**WHAT NEEDS TO BE DONE**
Restate the records that follow word for word; no pictures should appear.

Recorded data:

○ ○ ○ ○ ○

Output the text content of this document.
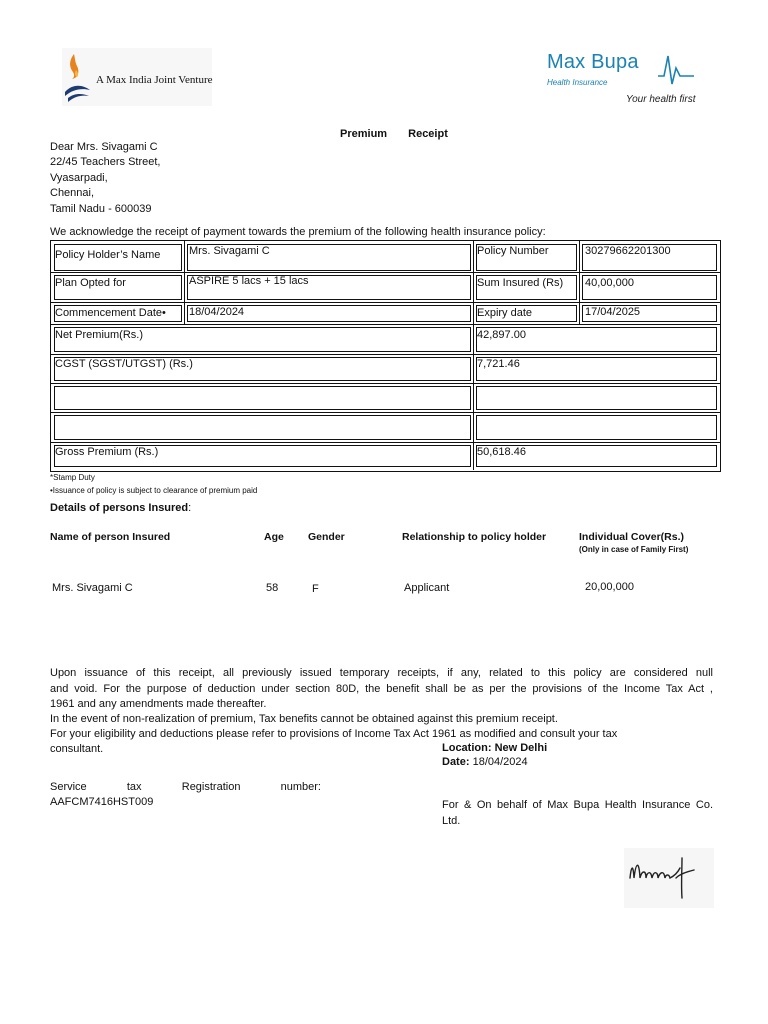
A Max India Joint Venture
Max Bupa
Health Insurance
Your health first
Premium Receipt
Dear Mrs. Sivagami C
22/45 Teachers Street,
Vyasarpadi,
Chennai,
Tamil Nadu - 600039
We acknowledge the receipt of payment towards the premium of the following health insurance policy:
Policy Holder’s Name	Mrs. Sivagami C	Policy Number	30279662201300
Plan Opted for	ASPIRE 5 lacs + 15 lacs	Sum Insured (Rs) 40,00,000
Commencement Date• 18/04/2024	Expiry date	17/04/2025
Net Premium(Rs.)	42,897.00
CGST (SGST/UTGST) (Rs.)	7,721.46
Gross Premium (Rs.)	50,618.46
*Stamp Duty
•Issuance of policy is subject to clearance of premium paid
Details of persons Insured:
Name of person Insured	Age Gender	Relationship to policy holder	Individual Cover(Rs.)
(Only in case of Family First)
Mrs. Sivagami C	58	F	Applicant	20,00,000
Upon issuance of this receipt, all previously issued temporary receipts, if any, related to this policy are considered null
and void. For the purpose of deduction under section 80D, the benefit shall be as per the provisions of the Income Tax Act ,
1961 and any amendments made thereafter.
In the event of non-realization of premium, Tax benefits cannot be obtained against this premium receipt.
For your eligibility and deductions please refer to provisions of Income Tax Act 1961 as modified and consult your tax
consultant.	Location: New Delhi
Date: 18/04/2024
Service tax Registration number:
AAFCM7416HST009	For & On behalf of Max Bupa Health Insurance Co.
Ltd.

○ ○ ○ ○ ○

**EXERCISE RESPONSE**
Output the text content of this document.
A Max India Joint Venture
Max Bupa
Health Insurance
Your health first
Premium Receipt
Dear Mrs. Sivagami C
22/45 Teachers Street,
Vyasarpadi,
Chennai,
Tamil Nadu - 600039
We acknowledge the receipt of payment towards the premium of the following health insurance policy:
Policy Holder’s Name	Mrs. Sivagami C	Policy Number	30279662201300
Plan Opted for	ASPIRE 5 lacs + 15 lacs	Sum Insured (Rs) 40,00,000
Commencement Date• 18/04/2024	Expiry date	17/04/2025
Net Premium(Rs.)	42,897.00
CGST (SGST/UTGST) (Rs.)	7,721.46
Gross Premium (Rs.)	50,618.46
*Stamp Duty
•Issuance of policy is subject to clearance of premium paid
Details of persons Insured:
Name of person Insured	Age Gender	Relationship to policy holder	Individual Cover(Rs.)
(Only in case of Family First)
Mrs. Sivagami C	58	F	Applicant	20,00,000
Upon issuance of this receipt, all previously issued temporary receipts, if any, related to this policy are considered null
and void. For the purpose of deduction under section 80D, the benefit shall be as per the provisions of the Income Tax Act ,
1961 and any amendments made thereafter.
In the event of non-realization of premium, Tax benefits cannot be obtained against this premium receipt.
For your eligibility and deductions please refer to provisions of Income Tax Act 1961 as modified and consult your tax
consultant.	Location: New Delhi
Date: 18/04/2024
Service tax Registration number:
AAFCM7416HST009	For & On behalf of Max Bupa Health Insurance Co.
Ltd.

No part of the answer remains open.